- [Description of the task]: The records that follow must be reproduced in full, exactly as written.

Collected data entries:
## START
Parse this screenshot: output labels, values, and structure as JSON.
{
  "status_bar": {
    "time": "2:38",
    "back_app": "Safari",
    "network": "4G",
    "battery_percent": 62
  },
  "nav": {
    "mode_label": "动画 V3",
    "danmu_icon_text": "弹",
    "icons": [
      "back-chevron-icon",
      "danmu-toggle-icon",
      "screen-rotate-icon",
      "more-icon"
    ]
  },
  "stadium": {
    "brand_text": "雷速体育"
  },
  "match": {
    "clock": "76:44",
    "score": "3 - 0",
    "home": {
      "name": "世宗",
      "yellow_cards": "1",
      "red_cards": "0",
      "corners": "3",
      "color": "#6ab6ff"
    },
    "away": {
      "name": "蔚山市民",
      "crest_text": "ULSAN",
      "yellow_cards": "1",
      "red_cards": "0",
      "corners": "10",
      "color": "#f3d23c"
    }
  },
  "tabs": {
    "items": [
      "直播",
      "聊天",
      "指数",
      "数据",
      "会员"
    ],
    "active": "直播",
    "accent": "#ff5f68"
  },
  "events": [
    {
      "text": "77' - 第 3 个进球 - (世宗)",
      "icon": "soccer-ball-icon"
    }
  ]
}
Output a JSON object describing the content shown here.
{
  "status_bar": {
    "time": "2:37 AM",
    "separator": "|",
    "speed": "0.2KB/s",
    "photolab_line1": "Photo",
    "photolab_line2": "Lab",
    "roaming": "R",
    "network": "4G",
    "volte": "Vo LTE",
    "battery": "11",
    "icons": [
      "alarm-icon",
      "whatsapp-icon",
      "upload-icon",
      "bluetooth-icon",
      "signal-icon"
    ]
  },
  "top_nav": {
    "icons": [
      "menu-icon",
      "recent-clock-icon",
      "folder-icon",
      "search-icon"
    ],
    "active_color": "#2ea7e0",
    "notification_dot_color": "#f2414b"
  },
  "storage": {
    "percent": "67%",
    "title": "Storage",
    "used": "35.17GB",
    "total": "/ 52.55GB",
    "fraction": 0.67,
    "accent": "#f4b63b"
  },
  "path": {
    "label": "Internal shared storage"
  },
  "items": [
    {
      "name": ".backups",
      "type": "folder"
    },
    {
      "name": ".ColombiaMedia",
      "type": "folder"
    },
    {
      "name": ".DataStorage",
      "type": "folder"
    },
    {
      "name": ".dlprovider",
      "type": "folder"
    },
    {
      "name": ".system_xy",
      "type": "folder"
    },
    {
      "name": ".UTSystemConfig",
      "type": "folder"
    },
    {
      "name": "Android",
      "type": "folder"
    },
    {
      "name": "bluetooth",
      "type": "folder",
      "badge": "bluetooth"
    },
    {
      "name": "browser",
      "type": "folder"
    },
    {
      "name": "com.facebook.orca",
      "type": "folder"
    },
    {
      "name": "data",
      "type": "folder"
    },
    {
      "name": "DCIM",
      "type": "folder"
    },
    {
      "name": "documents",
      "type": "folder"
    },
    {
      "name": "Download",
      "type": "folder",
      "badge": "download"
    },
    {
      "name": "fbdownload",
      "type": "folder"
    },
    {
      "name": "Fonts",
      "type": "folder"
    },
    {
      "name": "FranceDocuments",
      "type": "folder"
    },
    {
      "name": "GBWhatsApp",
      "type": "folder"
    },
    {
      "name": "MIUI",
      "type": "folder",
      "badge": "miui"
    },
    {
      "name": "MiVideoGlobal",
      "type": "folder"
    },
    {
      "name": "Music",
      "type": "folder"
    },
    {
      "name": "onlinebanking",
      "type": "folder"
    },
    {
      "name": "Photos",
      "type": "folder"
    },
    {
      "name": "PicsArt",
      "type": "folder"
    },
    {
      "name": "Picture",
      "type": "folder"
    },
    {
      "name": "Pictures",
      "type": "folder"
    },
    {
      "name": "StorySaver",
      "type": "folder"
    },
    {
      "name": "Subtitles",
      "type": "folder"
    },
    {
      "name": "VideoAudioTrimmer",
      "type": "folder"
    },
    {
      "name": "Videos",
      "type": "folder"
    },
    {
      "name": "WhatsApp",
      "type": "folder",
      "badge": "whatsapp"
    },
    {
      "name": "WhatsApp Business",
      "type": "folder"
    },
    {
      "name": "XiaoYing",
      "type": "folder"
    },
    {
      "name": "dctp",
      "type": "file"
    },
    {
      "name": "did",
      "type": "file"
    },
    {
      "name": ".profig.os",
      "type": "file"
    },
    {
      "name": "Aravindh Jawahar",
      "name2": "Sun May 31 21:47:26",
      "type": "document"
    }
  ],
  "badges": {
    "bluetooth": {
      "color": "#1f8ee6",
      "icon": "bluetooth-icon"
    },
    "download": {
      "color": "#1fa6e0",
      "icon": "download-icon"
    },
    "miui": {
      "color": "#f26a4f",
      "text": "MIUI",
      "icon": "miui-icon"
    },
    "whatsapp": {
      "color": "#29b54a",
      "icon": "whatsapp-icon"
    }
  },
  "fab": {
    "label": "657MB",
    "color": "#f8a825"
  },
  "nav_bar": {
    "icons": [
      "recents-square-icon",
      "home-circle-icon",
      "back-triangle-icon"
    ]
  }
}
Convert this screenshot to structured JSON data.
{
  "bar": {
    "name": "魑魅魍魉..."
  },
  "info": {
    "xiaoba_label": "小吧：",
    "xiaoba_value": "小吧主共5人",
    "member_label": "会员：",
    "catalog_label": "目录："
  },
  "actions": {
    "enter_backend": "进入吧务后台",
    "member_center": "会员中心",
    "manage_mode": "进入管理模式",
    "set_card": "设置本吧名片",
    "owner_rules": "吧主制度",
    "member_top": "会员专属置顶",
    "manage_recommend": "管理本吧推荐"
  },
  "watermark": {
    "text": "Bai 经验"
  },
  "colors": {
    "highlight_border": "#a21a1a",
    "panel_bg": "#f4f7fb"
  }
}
## END
- [Written answer]:
Parse this screenshot: output labels, values, and structure as JSON.
{
  "status_bar": {
    "time": "2:38",
    "back_app": "Safari",
    "network": "4G",
    "battery_percent": 62
  },
  "nav": {
    "mode_label": "动画 V3",
    "danmu_icon_text": "弹",
    "icons": [
      "back-chevron-icon",
      "danmu-toggle-icon",
      "screen-rotate-icon",
      "more-icon"
    ]
  },
  "stadium": {
    "brand_text": "雷速体育"
  },
  "match": {
    "clock": "76:44",
    "score": "3 - 0",
    "home": {
      "name": "世宗",
      "yellow_cards": "1",
      "red_cards": "0",
      "corners": "3",
      "color": "#6ab6ff"
    },
    "away": {
      "name": "蔚山市民",
      "crest_text": "ULSAN",
      "yellow_cards": "1",
      "red_cards": "0",
      "corners": "10",
      "color": "#f3d23c"
    }
  },
  "tabs": {
    "items": [
      "直播",
      "聊天",
      "指数",
      "数据",
      "会员"
    ],
    "active": "直播",
    "accent": "#ff5f68"
  },
  "events": [
    {
      "text": "77' - 第 3 个进球 - (世宗)",
      "icon": "soccer-ball-icon"
    }
  ]
}
Output a JSON object describing the content shown here.
{
  "status_bar": {
    "time": "2:37 AM",
    "separator": "|",
    "speed": "0.2KB/s",
    "photolab_line1": "Photo",
    "photolab_line2": "Lab",
    "roaming": "R",
    "network": "4G",
    "volte": "Vo LTE",
    "battery": "11",
    "icons": [
      "alarm-icon",
      "whatsapp-icon",
      "upload-icon",
      "bluetooth-icon",
      "signal-icon"
    ]
  },
  "top_nav": {
    "icons": [
      "menu-icon",
      "recent-clock-icon",
      "folder-icon",
      "search-icon"
    ],
    "active_color": "#2ea7e0",
    "notification_dot_color": "#f2414b"
  },
  "storage": {
    "percent": "67%",
    "title": "Storage",
    "used": "35.17GB",
    "total": "/ 52.55GB",
    "fraction": 0.67,
    "accent": "#f4b63b"
  },
  "path": {
    "label": "Internal shared storage"
  },
  "items": [
    {
      "name": ".backups",
      "type": "folder"
    },
    {
      "name": ".ColombiaMedia",
      "type": "folder"
    },
    {
      "name": ".DataStorage",
      "type": "folder"
    },
    {
      "name": ".dlprovider",
      "type": "folder"
    },
    {
      "name": ".system_xy",
      "type": "folder"
    },
    {
      "name": ".UTSystemConfig",
      "type": "folder"
    },
    {
      "name": "Android",
      "type": "folder"
    },
    {
      "name": "bluetooth",
      "type": "folder",
      "badge": "bluetooth"
    },
    {
      "name": "browser",
      "type": "folder"
    },
    {
      "name": "com.facebook.orca",
      "type": "folder"
    },
    {
      "name": "data",
      "type": "folder"
    },
    {
      "name": "DCIM",
      "type": "folder"
    },
    {
      "name": "documents",
      "type": "folder"
    },
    {
      "name": "Download",
      "type": "folder",
      "badge": "download"
    },
    {
      "name": "fbdownload",
      "type": "folder"
    },
    {
      "name": "Fonts",
      "type": "folder"
    },
    {
      "name": "FranceDocuments",
      "type": "folder"
    },
    {
      "name": "GBWhatsApp",
      "type": "folder"
    },
    {
      "name": "MIUI",
      "type": "folder",
      "badge": "miui"
    },
    {
      "name": "MiVideoGlobal",
      "type": "folder"
    },
    {
      "name": "Music",
      "type": "folder"
    },
    {
      "name": "onlinebanking",
      "type": "folder"
    },
    {
      "name": "Photos",
      "type": "folder"
    },
    {
      "name": "PicsArt",
      "type": "folder"
    },
    {
      "name": "Picture",
      "type": "folder"
    },
    {
      "name": "Pictures",
      "type": "folder"
    },
    {
      "name": "StorySaver",
      "type": "folder"
    },
    {
      "name": "Subtitles",
      "type": "folder"
    },
    {
      "name": "VideoAudioTrimmer",
      "type": "folder"
    },
    {
      "name": "Videos",
      "type": "folder"
    },
    {
      "name": "WhatsApp",
      "type": "folder",
      "badge": "whatsapp"
    },
    {
      "name": "WhatsApp Business",
      "type": "folder"
    },
    {
      "name": "XiaoYing",
      "type": "folder"
    },
    {
      "name": "dctp",
      "type": "file"
    },
    {
      "name": "did",
      "type": "file"
    },
    {
      "name": ".profig.os",
      "type": "file"
    },
    {
      "name": "Aravindh Jawahar",
      "name2": "Sun May 31 21:47:26",
      "type": "document"
    }
  ],
  "badges": {
    "bluetooth": {
      "color": "#1f8ee6",
      "icon": "bluetooth-icon"
    },
    "download": {
      "color": "#1fa6e0",
      "icon": "download-icon"
    },
    "miui": {
      "color": "#f26a4f",
      "text": "MIUI",
      "icon": "miui-icon"
    },
    "whatsapp": {
      "color": "#29b54a",
      "icon": "whatsapp-icon"
    }
  },
  "fab": {
    "label": "657MB",
    "color": "#f8a825"
  },
  "nav_bar": {
    "icons": [
      "recents-square-icon",
      "home-circle-icon",
      "back-triangle-icon"
    ]
  }
}
Convert this screenshot to structured JSON data.
{
  "bar": {
    "name": "魑魅魍魉..."
  },
  "info": {
    "xiaoba_label": "小吧：",
    "xiaoba_value": "小吧主共5人",
    "member_label": "会员：",
    "catalog_label": "目录："
  },
  "actions": {
    "enter_backend": "进入吧务后台",
    "member_center": "会员中心",
    "manage_mode": "进入管理模式",
    "set_card": "设置本吧名片",
    "owner_rules": "吧主制度",
    "member_top": "会员专属置顶",
    "manage_recommend": "管理本吧推荐"
  },
  "watermark": {
    "text": "Bai 经验"
  },
  "colors": {
    "highlight_border": "#a21a1a",
    "panel_bg": "#f4f7fb"
  }
}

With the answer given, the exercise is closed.